» **Task**: Write out the data again exactly, skipping every picture.

== Data listing ==

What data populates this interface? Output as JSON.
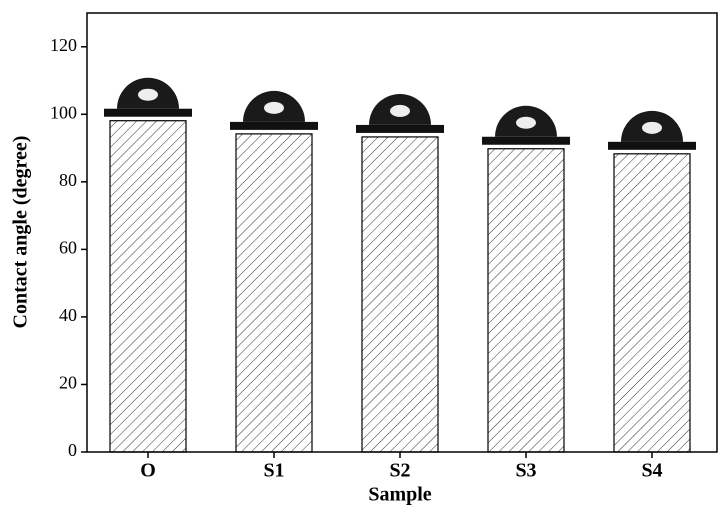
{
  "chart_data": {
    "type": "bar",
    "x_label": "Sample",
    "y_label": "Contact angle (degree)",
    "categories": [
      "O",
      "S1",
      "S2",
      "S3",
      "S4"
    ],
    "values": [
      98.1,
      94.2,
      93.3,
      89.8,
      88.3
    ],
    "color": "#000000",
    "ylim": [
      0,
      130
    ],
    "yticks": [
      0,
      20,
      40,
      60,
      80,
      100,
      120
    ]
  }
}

===

» **Response**:
What data populates this interface? Output as JSON.
{
  "chart_data": {
    "type": "bar",
    "x_label": "Sample",
    "y_label": "Contact angle (degree)",
    "categories": [
      "O",
      "S1",
      "S2",
      "S3",
      "S4"
    ],
    "values": [
      98.1,
      94.2,
      93.3,
      89.8,
      88.3
    ],
    "color": "#000000",
    "ylim": [
      0,
      130
    ],
    "yticks": [
      0,
      20,
      40,
      60,
      80,
      100,
      120
    ]
  }
}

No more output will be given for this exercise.